What to produce: Please give the count of lines holding the string "Κτιρίου" and nothing besides.

Stored data:
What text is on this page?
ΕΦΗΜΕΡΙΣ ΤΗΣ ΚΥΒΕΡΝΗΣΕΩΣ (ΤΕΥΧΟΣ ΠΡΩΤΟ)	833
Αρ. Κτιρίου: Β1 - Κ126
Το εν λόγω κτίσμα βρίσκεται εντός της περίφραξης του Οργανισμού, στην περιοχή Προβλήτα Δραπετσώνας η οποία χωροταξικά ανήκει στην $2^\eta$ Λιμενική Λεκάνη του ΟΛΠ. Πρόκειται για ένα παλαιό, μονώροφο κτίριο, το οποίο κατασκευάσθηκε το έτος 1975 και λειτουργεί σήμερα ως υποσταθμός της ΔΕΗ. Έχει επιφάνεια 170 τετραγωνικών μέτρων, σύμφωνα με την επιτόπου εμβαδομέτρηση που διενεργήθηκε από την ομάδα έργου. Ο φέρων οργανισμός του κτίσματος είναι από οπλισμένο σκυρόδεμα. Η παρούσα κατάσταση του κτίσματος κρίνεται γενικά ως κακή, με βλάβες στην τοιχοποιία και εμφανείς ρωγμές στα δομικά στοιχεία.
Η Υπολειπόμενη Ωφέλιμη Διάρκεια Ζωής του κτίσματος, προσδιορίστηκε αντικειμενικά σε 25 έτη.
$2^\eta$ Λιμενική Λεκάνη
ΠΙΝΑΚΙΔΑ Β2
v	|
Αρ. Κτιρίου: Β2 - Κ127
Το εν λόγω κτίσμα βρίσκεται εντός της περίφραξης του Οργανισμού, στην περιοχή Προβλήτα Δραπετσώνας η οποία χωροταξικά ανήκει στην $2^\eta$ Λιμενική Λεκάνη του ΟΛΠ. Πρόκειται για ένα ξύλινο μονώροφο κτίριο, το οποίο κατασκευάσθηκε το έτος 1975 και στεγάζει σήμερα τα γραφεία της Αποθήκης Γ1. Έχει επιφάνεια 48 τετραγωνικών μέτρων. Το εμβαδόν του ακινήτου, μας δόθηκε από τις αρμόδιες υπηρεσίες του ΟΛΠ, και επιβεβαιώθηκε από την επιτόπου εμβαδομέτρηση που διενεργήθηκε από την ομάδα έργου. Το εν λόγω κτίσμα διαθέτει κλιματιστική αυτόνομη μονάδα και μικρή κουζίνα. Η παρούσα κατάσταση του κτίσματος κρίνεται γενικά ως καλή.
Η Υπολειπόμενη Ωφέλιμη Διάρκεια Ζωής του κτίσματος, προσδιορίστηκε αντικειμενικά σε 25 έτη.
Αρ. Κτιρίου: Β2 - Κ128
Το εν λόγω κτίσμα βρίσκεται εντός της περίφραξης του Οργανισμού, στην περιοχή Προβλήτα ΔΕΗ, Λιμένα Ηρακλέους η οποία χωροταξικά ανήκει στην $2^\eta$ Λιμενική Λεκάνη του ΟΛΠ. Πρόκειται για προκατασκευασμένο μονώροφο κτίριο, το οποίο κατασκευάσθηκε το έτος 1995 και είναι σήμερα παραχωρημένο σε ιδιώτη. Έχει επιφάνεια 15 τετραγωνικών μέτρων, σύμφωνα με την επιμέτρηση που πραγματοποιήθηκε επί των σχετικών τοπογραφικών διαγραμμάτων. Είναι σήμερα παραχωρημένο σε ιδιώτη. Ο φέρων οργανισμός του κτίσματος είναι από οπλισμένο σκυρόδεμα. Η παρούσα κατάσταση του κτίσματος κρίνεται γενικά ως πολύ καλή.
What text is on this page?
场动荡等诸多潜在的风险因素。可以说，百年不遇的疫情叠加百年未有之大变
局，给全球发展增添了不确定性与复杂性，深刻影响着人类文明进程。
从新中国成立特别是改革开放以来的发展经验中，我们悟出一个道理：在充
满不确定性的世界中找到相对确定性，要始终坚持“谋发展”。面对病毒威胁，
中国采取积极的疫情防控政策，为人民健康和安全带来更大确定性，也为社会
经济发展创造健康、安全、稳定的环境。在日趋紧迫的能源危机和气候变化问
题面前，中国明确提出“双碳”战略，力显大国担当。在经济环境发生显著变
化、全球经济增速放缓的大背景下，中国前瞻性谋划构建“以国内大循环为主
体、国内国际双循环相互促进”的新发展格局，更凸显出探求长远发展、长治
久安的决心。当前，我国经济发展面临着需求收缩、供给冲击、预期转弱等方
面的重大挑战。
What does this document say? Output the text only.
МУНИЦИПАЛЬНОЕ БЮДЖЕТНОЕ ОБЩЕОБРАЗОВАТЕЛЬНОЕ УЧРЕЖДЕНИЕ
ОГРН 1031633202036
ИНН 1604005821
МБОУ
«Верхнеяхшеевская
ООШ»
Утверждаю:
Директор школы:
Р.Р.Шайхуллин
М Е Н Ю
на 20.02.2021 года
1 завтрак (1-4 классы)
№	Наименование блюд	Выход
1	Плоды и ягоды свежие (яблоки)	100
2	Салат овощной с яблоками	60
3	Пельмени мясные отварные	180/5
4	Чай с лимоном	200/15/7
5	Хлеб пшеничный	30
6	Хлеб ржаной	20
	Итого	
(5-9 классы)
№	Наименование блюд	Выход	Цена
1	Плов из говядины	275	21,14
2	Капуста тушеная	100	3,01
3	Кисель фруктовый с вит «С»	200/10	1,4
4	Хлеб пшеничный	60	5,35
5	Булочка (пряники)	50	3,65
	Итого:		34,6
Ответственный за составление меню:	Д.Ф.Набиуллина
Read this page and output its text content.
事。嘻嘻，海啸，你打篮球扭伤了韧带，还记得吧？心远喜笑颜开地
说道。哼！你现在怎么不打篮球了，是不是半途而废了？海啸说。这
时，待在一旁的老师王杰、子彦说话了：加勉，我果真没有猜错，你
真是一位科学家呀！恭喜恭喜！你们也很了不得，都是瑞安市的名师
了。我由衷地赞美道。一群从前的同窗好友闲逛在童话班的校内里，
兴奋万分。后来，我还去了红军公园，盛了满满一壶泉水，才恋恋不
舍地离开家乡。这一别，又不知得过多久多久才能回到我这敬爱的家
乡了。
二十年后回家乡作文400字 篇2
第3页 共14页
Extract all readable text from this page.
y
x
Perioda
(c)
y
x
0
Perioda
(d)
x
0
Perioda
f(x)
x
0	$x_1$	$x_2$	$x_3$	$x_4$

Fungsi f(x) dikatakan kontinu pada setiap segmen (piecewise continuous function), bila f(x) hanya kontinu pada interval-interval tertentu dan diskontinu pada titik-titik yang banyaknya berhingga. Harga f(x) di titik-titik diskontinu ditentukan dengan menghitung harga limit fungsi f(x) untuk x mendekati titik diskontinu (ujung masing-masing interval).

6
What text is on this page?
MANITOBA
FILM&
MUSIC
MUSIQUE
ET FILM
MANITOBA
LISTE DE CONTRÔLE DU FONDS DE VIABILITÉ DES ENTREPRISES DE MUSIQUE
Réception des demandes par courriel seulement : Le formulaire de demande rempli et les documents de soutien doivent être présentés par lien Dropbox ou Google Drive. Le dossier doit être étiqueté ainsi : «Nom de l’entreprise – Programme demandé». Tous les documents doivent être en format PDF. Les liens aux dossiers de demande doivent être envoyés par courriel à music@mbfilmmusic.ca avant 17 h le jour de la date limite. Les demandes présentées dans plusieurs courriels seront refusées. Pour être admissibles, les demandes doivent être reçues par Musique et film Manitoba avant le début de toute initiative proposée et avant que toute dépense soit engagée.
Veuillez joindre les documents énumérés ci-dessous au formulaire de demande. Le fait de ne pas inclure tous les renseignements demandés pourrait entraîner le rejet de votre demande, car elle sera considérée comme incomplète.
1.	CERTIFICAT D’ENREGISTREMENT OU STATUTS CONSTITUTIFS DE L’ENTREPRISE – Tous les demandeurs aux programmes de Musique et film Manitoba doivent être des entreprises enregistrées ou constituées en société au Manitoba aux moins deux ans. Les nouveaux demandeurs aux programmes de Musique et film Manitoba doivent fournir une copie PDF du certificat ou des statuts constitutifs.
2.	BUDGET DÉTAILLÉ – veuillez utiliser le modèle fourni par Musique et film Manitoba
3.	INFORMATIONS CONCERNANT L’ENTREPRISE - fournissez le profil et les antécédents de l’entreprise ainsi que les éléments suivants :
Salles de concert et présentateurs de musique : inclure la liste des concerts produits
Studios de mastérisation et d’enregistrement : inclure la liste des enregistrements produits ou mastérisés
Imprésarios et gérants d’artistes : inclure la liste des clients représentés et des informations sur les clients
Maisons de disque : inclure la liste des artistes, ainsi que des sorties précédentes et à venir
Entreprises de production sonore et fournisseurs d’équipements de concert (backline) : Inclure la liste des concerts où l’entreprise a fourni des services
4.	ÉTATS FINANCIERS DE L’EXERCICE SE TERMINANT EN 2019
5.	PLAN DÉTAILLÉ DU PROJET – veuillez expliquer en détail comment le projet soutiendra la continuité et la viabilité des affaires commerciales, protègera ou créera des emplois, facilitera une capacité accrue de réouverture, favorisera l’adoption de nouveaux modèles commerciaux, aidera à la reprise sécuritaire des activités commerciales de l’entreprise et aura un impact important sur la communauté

Solution for this exercise: 3